• GIVEN REQUEST
Reproduce all entries word for word.

• RECORDS FOR THE EXERCISE
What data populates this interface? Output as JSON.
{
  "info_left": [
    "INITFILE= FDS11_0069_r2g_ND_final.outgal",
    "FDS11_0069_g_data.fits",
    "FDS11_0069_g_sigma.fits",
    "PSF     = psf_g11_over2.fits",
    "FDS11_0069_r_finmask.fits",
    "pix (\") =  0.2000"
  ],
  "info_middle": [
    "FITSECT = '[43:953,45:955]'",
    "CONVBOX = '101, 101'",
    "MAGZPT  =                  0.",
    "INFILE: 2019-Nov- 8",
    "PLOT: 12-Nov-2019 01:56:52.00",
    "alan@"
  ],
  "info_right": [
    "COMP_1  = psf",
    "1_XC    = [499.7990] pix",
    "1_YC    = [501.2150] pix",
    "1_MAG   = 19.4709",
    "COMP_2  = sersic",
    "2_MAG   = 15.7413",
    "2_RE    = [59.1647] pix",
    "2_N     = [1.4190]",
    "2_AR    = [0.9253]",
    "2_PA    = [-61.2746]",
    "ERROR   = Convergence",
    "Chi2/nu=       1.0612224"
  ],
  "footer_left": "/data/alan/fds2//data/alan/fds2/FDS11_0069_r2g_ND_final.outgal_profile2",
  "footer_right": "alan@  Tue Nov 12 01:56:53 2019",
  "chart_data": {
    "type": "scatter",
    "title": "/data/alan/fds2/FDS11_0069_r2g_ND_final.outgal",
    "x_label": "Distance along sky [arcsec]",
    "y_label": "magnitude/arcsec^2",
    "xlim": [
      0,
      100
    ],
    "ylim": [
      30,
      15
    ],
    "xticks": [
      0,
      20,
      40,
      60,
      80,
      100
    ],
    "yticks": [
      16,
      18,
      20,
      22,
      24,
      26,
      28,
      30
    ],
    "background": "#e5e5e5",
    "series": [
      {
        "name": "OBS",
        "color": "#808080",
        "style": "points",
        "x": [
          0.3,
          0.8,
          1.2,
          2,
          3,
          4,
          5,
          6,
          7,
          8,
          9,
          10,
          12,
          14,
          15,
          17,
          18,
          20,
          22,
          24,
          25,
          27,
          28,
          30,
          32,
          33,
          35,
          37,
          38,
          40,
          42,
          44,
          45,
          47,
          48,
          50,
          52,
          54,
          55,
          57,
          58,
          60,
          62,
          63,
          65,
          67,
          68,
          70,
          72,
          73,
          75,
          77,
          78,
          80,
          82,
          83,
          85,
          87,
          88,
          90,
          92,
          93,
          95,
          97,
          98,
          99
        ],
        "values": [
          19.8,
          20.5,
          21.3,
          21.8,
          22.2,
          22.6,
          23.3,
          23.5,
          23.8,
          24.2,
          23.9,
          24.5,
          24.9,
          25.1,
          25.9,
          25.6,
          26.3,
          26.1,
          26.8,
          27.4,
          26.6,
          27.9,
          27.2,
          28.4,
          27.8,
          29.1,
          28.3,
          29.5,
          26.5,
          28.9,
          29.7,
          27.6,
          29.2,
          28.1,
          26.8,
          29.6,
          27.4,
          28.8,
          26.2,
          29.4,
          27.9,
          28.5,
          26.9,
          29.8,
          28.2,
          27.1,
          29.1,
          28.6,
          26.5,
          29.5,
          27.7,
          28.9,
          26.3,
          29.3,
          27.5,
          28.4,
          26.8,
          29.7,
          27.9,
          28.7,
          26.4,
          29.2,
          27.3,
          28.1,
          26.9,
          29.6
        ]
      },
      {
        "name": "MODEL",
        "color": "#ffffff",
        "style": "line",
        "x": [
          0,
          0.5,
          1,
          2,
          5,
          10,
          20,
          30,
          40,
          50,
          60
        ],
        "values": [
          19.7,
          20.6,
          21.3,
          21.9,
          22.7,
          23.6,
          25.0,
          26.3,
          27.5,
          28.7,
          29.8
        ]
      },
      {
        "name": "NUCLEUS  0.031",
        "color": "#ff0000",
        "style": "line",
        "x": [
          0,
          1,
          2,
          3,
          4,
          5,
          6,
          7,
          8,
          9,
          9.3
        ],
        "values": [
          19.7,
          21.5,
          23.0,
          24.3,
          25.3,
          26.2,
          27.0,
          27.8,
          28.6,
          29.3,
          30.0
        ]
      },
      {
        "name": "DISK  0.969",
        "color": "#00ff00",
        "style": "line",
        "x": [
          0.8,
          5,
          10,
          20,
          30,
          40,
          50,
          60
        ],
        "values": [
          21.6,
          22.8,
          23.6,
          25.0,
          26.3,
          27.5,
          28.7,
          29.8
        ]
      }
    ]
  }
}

• ANSWER TO THIS EXERCISE
What data populates this interface? Output as JSON.
{
  "info_left": [
    "INITFILE= FDS11_0069_r2g_ND_final.outgal",
    "FDS11_0069_g_data.fits",
    "FDS11_0069_g_sigma.fits",
    "PSF     = psf_g11_over2.fits",
    "FDS11_0069_r_finmask.fits",
    "pix (\") =  0.2000"
  ],
  "info_middle": [
    "FITSECT = '[43:953,45:955]'",
    "CONVBOX = '101, 101'",
    "MAGZPT  =                  0.",
    "INFILE: 2019-Nov- 8",
    "PLOT: 12-Nov-2019 01:56:52.00",
    "alan@"
  ],
  "info_right": [
    "COMP_1  = psf",
    "1_XC    = [499.7990] pix",
    "1_YC    = [501.2150] pix",
    "1_MAG   = 19.4709",
    "COMP_2  = sersic",
    "2_MAG   = 15.7413",
    "2_RE    = [59.1647] pix",
    "2_N     = [1.4190]",
    "2_AR    = [0.9253]",
    "2_PA    = [-61.2746]",
    "ERROR   = Convergence",
    "Chi2/nu=       1.0612224"
  ],
  "footer_left": "/data/alan/fds2//data/alan/fds2/FDS11_0069_r2g_ND_final.outgal_profile2",
  "footer_right": "alan@  Tue Nov 12 01:56:53 2019",
  "chart_data": {
    "type": "scatter",
    "title": "/data/alan/fds2/FDS11_0069_r2g_ND_final.outgal",
    "x_label": "Distance along sky [arcsec]",
    "y_label": "magnitude/arcsec^2",
    "xlim": [
      0,
      100
    ],
    "ylim": [
      30,
      15
    ],
    "xticks": [
      0,
      20,
      40,
      60,
      80,
      100
    ],
    "yticks": [
      16,
      18,
      20,
      22,
      24,
      26,
      28,
      30
    ],
    "background": "#e5e5e5",
    "series": [
      {
        "name": "OBS",
        "color": "#808080",
        "style": "points",
        "x": [
          0.3,
          0.8,
          1.2,
          2,
          3,
          4,
          5,
          6,
          7,
          8,
          9,
          10,
          12,
          14,
          15,
          17,
          18,
          20,
          22,
          24,
          25,
          27,
          28,
          30,
          32,
          33,
          35,
          37,
          38,
          40,
          42,
          44,
          45,
          47,
          48,
          50,
          52,
          54,
          55,
          57,
          58,
          60,
          62,
          63,
          65,
          67,
          68,
          70,
          72,
          73,
          75,
          77,
          78,
          80,
          82,
          83,
          85,
          87,
          88,
          90,
          92,
          93,
          95,
          97,
          98,
          99
        ],
        "values": [
          19.8,
          20.5,
          21.3,
          21.8,
          22.2,
          22.6,
          23.3,
          23.5,
          23.8,
          24.2,
          23.9,
          24.5,
          24.9,
          25.1,
          25.9,
          25.6,
          26.3,
          26.1,
          26.8,
          27.4,
          26.6,
          27.9,
          27.2,
          28.4,
          27.8,
          29.1,
          28.3,
          29.5,
          26.5,
          28.9,
          29.7,
          27.6,
          29.2,
          28.1,
          26.8,
          29.6,
          27.4,
          28.8,
          26.2,
          29.4,
          27.9,
          28.5,
          26.9,
          29.8,
          28.2,
          27.1,
          29.1,
          28.6,
          26.5,
          29.5,
          27.7,
          28.9,
          26.3,
          29.3,
          27.5,
          28.4,
          26.8,
          29.7,
          27.9,
          28.7,
          26.4,
          29.2,
          27.3,
          28.1,
          26.9,
          29.6
        ]
      },
      {
        "name": "MODEL",
        "color": "#ffffff",
        "style": "line",
        "x": [
          0,
          0.5,
          1,
          2,
          5,
          10,
          20,
          30,
          40,
          50,
          60
        ],
        "values": [
          19.7,
          20.6,
          21.3,
          21.9,
          22.7,
          23.6,
          25.0,
          26.3,
          27.5,
          28.7,
          29.8
        ]
      },
      {
        "name": "NUCLEUS  0.031",
        "color": "#ff0000",
        "style": "line",
        "x": [
          0,
          1,
          2,
          3,
          4,
          5,
          6,
          7,
          8,
          9,
          9.3
        ],
        "values": [
          19.7,
          21.5,
          23.0,
          24.3,
          25.3,
          26.2,
          27.0,
          27.8,
          28.6,
          29.3,
          30.0
        ]
      },
      {
        "name": "DISK  0.969",
        "color": "#00ff00",
        "style": "line",
        "x": [
          0.8,
          5,
          10,
          20,
          30,
          40,
          50,
          60
        ],
        "values": [
          21.6,
          22.8,
          23.6,
          25.0,
          26.3,
          27.5,
          28.7,
          29.8
        ]
      }
    ]
  }
}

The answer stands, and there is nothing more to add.